- Rows -
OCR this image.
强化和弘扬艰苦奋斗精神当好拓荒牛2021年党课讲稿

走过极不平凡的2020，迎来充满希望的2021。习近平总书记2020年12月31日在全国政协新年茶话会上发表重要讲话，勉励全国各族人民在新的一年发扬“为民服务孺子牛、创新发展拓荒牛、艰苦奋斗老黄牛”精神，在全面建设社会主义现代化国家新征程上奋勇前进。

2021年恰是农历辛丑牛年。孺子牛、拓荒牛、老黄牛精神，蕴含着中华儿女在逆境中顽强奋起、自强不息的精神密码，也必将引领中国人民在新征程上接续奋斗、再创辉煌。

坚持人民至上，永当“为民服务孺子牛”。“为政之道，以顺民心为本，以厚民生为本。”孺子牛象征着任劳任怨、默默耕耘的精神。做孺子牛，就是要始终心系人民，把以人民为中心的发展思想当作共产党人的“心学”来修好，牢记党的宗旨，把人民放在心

- Written problem -
All the data must be duplicated exactly, with nothing added or removed.

- Solution to the problem -
OCR this image.
强化和弘扬艰苦奋斗精神当好拓荒牛2021年党课讲稿

走过极不平凡的2020，迎来充满希望的2021。习近平总书记2020年12月31日在全国政协新年茶话会上发表重要讲话，勉励全国各族人民在新的一年发扬“为民服务孺子牛、创新发展拓荒牛、艰苦奋斗老黄牛”精神，在全面建设社会主义现代化国家新征程上奋勇前进。

2021年恰是农历辛丑牛年。孺子牛、拓荒牛、老黄牛精神，蕴含着中华儿女在逆境中顽强奋起、自强不息的精神密码，也必将引领中国人民在新征程上接续奋斗、再创辉煌。

坚持人民至上，永当“为民服务孺子牛”。“为政之道，以顺民心为本，以厚民生为本。”孺子牛象征着任劳任怨、默默耕耘的精神。做孺子牛，就是要始终心系人民，把以人民为中心的发展思想当作共产党人的“心学”来修好，牢记党的宗旨，把人民放在心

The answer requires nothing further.